SUPPLIED RECORDS:
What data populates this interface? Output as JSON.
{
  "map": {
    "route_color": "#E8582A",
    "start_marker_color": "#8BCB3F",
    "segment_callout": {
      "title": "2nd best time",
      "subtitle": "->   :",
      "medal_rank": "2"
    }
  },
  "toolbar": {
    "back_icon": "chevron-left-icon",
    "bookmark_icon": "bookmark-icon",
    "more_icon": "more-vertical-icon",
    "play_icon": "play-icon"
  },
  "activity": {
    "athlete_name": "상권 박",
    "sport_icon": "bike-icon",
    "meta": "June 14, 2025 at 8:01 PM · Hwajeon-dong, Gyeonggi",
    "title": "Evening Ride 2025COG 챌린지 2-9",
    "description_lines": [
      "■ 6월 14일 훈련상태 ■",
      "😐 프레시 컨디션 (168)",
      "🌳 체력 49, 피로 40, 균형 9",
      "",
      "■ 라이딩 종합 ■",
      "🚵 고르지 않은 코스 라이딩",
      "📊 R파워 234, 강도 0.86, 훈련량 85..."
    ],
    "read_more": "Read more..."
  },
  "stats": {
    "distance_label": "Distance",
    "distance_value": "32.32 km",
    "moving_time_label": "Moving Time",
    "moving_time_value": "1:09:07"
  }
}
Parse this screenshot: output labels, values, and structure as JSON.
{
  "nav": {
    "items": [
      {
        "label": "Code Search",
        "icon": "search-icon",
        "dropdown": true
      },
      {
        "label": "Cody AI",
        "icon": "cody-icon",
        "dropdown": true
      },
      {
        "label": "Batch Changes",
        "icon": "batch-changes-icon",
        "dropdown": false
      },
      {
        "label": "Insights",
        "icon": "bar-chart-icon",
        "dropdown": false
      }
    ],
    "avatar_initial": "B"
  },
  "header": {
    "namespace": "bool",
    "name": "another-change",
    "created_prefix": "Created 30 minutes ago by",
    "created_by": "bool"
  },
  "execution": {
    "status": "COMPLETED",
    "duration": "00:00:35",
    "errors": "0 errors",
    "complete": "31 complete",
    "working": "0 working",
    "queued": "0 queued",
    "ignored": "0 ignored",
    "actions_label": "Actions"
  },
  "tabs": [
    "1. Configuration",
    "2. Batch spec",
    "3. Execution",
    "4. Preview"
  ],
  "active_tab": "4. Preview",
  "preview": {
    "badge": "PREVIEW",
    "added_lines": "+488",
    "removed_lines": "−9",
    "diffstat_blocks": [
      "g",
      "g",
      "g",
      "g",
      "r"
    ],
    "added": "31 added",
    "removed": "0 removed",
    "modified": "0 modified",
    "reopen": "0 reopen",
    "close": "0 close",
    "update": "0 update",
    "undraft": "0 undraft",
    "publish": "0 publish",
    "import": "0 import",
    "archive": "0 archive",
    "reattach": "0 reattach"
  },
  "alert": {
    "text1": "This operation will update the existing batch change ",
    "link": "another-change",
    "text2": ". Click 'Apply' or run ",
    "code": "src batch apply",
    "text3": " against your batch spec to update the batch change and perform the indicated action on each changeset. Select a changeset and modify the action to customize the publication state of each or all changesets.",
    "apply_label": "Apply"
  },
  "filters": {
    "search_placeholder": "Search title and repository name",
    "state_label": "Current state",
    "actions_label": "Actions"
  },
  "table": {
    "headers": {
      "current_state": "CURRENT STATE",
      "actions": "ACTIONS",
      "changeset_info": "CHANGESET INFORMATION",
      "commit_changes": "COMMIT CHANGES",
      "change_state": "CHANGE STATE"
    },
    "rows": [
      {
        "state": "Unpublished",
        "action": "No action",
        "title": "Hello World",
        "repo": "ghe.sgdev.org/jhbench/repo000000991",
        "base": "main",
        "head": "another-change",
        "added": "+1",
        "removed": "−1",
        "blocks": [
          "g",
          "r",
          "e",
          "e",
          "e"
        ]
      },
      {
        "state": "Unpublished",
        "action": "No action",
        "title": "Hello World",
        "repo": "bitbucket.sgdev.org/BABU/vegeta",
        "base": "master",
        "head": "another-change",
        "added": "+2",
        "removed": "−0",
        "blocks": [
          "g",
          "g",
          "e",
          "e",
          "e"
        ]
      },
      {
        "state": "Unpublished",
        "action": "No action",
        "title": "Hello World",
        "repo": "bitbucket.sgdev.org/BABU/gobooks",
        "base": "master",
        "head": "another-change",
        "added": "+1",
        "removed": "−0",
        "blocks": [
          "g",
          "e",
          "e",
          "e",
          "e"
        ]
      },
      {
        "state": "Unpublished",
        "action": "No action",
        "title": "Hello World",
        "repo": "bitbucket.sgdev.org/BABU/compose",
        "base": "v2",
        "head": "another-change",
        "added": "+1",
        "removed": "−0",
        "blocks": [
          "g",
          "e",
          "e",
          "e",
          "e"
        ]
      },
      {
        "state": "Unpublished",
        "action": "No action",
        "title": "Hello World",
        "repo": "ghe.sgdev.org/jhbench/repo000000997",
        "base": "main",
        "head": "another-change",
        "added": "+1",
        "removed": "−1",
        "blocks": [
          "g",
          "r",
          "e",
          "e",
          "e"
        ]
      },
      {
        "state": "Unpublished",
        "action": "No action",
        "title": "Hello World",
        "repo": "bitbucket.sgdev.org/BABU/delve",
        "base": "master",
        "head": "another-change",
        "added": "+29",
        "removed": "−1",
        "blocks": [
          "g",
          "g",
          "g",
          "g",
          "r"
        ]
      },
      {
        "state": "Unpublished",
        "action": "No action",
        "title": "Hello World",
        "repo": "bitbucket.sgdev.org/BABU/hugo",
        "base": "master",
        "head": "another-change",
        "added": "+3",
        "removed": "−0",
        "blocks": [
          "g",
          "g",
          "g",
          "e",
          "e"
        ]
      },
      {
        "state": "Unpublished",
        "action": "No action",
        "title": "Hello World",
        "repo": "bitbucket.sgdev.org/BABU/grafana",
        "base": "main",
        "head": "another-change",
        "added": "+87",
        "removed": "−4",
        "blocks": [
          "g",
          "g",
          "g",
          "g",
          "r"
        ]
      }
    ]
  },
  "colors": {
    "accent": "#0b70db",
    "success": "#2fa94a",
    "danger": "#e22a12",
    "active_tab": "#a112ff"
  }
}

STATED TASK:
Transcribe the whole listing exactly.

ANSWER FOR THE TASK:
What data populates this interface? Output as JSON.
{
  "map": {
    "route_color": "#E8582A",
    "start_marker_color": "#8BCB3F",
    "segment_callout": {
      "title": "2nd best time",
      "subtitle": "->   :",
      "medal_rank": "2"
    }
  },
  "toolbar": {
    "back_icon": "chevron-left-icon",
    "bookmark_icon": "bookmark-icon",
    "more_icon": "more-vertical-icon",
    "play_icon": "play-icon"
  },
  "activity": {
    "athlete_name": "상권 박",
    "sport_icon": "bike-icon",
    "meta": "June 14, 2025 at 8:01 PM · Hwajeon-dong, Gyeonggi",
    "title": "Evening Ride 2025COG 챌린지 2-9",
    "description_lines": [
      "■ 6월 14일 훈련상태 ■",
      "😐 프레시 컨디션 (168)",
      "🌳 체력 49, 피로 40, 균형 9",
      "",
      "■ 라이딩 종합 ■",
      "🚵 고르지 않은 코스 라이딩",
      "📊 R파워 234, 강도 0.86, 훈련량 85..."
    ],
    "read_more": "Read more..."
  },
  "stats": {
    "distance_label": "Distance",
    "distance_value": "32.32 km",
    "moving_time_label": "Moving Time",
    "moving_time_value": "1:09:07"
  }
}
Parse this screenshot: output labels, values, and structure as JSON.
{
  "nav": {
    "items": [
      {
        "label": "Code Search",
        "icon": "search-icon",
        "dropdown": true
      },
      {
        "label": "Cody AI",
        "icon": "cody-icon",
        "dropdown": true
      },
      {
        "label": "Batch Changes",
        "icon": "batch-changes-icon",
        "dropdown": false
      },
      {
        "label": "Insights",
        "icon": "bar-chart-icon",
        "dropdown": false
      }
    ],
    "avatar_initial": "B"
  },
  "header": {
    "namespace": "bool",
    "name": "another-change",
    "created_prefix": "Created 30 minutes ago by",
    "created_by": "bool"
  },
  "execution": {
    "status": "COMPLETED",
    "duration": "00:00:35",
    "errors": "0 errors",
    "complete": "31 complete",
    "working": "0 working",
    "queued": "0 queued",
    "ignored": "0 ignored",
    "actions_label": "Actions"
  },
  "tabs": [
    "1. Configuration",
    "2. Batch spec",
    "3. Execution",
    "4. Preview"
  ],
  "active_tab": "4. Preview",
  "preview": {
    "badge": "PREVIEW",
    "added_lines": "+488",
    "removed_lines": "−9",
    "diffstat_blocks": [
      "g",
      "g",
      "g",
      "g",
      "r"
    ],
    "added": "31 added",
    "removed": "0 removed",
    "modified": "0 modified",
    "reopen": "0 reopen",
    "close": "0 close",
    "update": "0 update",
    "undraft": "0 undraft",
    "publish": "0 publish",
    "import": "0 import",
    "archive": "0 archive",
    "reattach": "0 reattach"
  },
  "alert": {
    "text1": "This operation will update the existing batch change ",
    "link": "another-change",
    "text2": ". Click 'Apply' or run ",
    "code": "src batch apply",
    "text3": " against your batch spec to update the batch change and perform the indicated action on each changeset. Select a changeset and modify the action to customize the publication state of each or all changesets.",
    "apply_label": "Apply"
  },
  "filters": {
    "search_placeholder": "Search title and repository name",
    "state_label": "Current state",
    "actions_label": "Actions"
  },
  "table": {
    "headers": {
      "current_state": "CURRENT STATE",
      "actions": "ACTIONS",
      "changeset_info": "CHANGESET INFORMATION",
      "commit_changes": "COMMIT CHANGES",
      "change_state": "CHANGE STATE"
    },
    "rows": [
      {
        "state": "Unpublished",
        "action": "No action",
        "title": "Hello World",
        "repo": "ghe.sgdev.org/jhbench/repo000000991",
        "base": "main",
        "head": "another-change",
        "added": "+1",
        "removed": "−1",
        "blocks": [
          "g",
          "r",
          "e",
          "e",
          "e"
        ]
      },
      {
        "state": "Unpublished",
        "action": "No action",
        "title": "Hello World",
        "repo": "bitbucket.sgdev.org/BABU/vegeta",
        "base": "master",
        "head": "another-change",
        "added": "+2",
        "removed": "−0",
        "blocks": [
          "g",
          "g",
          "e",
          "e",
          "e"
        ]
      },
      {
        "state": "Unpublished",
        "action": "No action",
        "title": "Hello World",
        "repo": "bitbucket.sgdev.org/BABU/gobooks",
        "base": "master",
        "head": "another-change",
        "added": "+1",
        "removed": "−0",
        "blocks": [
          "g",
          "e",
          "e",
          "e",
          "e"
        ]
      },
      {
        "state": "Unpublished",
        "action": "No action",
        "title": "Hello World",
        "repo": "bitbucket.sgdev.org/BABU/compose",
        "base": "v2",
        "head": "another-change",
        "added": "+1",
        "removed": "−0",
        "blocks": [
          "g",
          "e",
          "e",
          "e",
          "e"
        ]
      },
      {
        "state": "Unpublished",
        "action": "No action",
        "title": "Hello World",
        "repo": "ghe.sgdev.org/jhbench/repo000000997",
        "base": "main",
        "head": "another-change",
        "added": "+1",
        "removed": "−1",
        "blocks": [
          "g",
          "r",
          "e",
          "e",
          "e"
        ]
      },
      {
        "state": "Unpublished",
        "action": "No action",
        "title": "Hello World",
        "repo": "bitbucket.sgdev.org/BABU/delve",
        "base": "master",
        "head": "another-change",
        "added": "+29",
        "removed": "−1",
        "blocks": [
          "g",
          "g",
          "g",
          "g",
          "r"
        ]
      },
      {
        "state": "Unpublished",
        "action": "No action",
        "title": "Hello World",
        "repo": "bitbucket.sgdev.org/BABU/hugo",
        "base": "master",
        "head": "another-change",
        "added": "+3",
        "removed": "−0",
        "blocks": [
          "g",
          "g",
          "g",
          "e",
          "e"
        ]
      },
      {
        "state": "Unpublished",
        "action": "No action",
        "title": "Hello World",
        "repo": "bitbucket.sgdev.org/BABU/grafana",
        "base": "main",
        "head": "another-change",
        "added": "+87",
        "removed": "−4",
        "blocks": [
          "g",
          "g",
          "g",
          "g",
          "r"
        ]
      }
    ]
  },
  "colors": {
    "accent": "#0b70db",
    "success": "#2fa94a",
    "danger": "#e22a12",
    "active_tab": "#a112ff"
  }
}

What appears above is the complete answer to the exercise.